▶ [Your objective]: Copy out the entries exactly, from the first line to the last.

▶ [Entries taken from a collection]:
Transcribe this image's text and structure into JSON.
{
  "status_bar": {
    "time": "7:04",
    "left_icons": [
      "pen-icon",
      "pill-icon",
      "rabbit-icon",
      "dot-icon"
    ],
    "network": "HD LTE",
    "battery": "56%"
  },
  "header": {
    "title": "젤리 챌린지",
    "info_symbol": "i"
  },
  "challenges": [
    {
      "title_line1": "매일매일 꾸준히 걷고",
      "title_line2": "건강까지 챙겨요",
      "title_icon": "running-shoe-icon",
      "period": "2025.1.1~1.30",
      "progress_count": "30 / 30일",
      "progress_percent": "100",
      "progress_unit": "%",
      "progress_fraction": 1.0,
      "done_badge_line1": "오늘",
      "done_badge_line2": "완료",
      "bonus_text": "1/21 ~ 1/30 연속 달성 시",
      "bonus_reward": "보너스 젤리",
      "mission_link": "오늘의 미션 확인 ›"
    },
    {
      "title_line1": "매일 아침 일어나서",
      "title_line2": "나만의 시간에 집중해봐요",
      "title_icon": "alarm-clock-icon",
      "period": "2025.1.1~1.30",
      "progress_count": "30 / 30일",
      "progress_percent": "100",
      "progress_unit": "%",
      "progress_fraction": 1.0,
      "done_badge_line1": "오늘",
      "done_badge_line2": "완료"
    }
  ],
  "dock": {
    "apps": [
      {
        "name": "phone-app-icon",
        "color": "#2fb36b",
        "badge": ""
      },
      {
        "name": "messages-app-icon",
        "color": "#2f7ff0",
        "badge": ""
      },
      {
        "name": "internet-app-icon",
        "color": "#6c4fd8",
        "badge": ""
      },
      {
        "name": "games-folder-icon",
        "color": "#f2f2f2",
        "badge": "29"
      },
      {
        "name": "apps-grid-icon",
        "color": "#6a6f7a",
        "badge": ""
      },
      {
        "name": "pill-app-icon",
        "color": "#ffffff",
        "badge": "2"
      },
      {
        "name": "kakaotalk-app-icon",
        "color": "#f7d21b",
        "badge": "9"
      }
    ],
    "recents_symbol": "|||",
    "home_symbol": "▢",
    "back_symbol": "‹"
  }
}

▶ [Response to this task]:
Transcribe this image's text and structure into JSON.
{
  "status_bar": {
    "time": "7:04",
    "left_icons": [
      "pen-icon",
      "pill-icon",
      "rabbit-icon",
      "dot-icon"
    ],
    "network": "HD LTE",
    "battery": "56%"
  },
  "header": {
    "title": "젤리 챌린지",
    "info_symbol": "i"
  },
  "challenges": [
    {
      "title_line1": "매일매일 꾸준히 걷고",
      "title_line2": "건강까지 챙겨요",
      "title_icon": "running-shoe-icon",
      "period": "2025.1.1~1.30",
      "progress_count": "30 / 30일",
      "progress_percent": "100",
      "progress_unit": "%",
      "progress_fraction": 1.0,
      "done_badge_line1": "오늘",
      "done_badge_line2": "완료",
      "bonus_text": "1/21 ~ 1/30 연속 달성 시",
      "bonus_reward": "보너스 젤리",
      "mission_link": "오늘의 미션 확인 ›"
    },
    {
      "title_line1": "매일 아침 일어나서",
      "title_line2": "나만의 시간에 집중해봐요",
      "title_icon": "alarm-clock-icon",
      "period": "2025.1.1~1.30",
      "progress_count": "30 / 30일",
      "progress_percent": "100",
      "progress_unit": "%",
      "progress_fraction": 1.0,
      "done_badge_line1": "오늘",
      "done_badge_line2": "완료"
    }
  ],
  "dock": {
    "apps": [
      {
        "name": "phone-app-icon",
        "color": "#2fb36b",
        "badge": ""
      },
      {
        "name": "messages-app-icon",
        "color": "#2f7ff0",
        "badge": ""
      },
      {
        "name": "internet-app-icon",
        "color": "#6c4fd8",
        "badge": ""
      },
      {
        "name": "games-folder-icon",
        "color": "#f2f2f2",
        "badge": "29"
      },
      {
        "name": "apps-grid-icon",
        "color": "#6a6f7a",
        "badge": ""
      },
      {
        "name": "pill-app-icon",
        "color": "#ffffff",
        "badge": "2"
      },
      {
        "name": "kakaotalk-app-icon",
        "color": "#f7d21b",
        "badge": "9"
      }
    ],
    "recents_symbol": "|||",
    "home_symbol": "▢",
    "back_symbol": "‹"
  }
}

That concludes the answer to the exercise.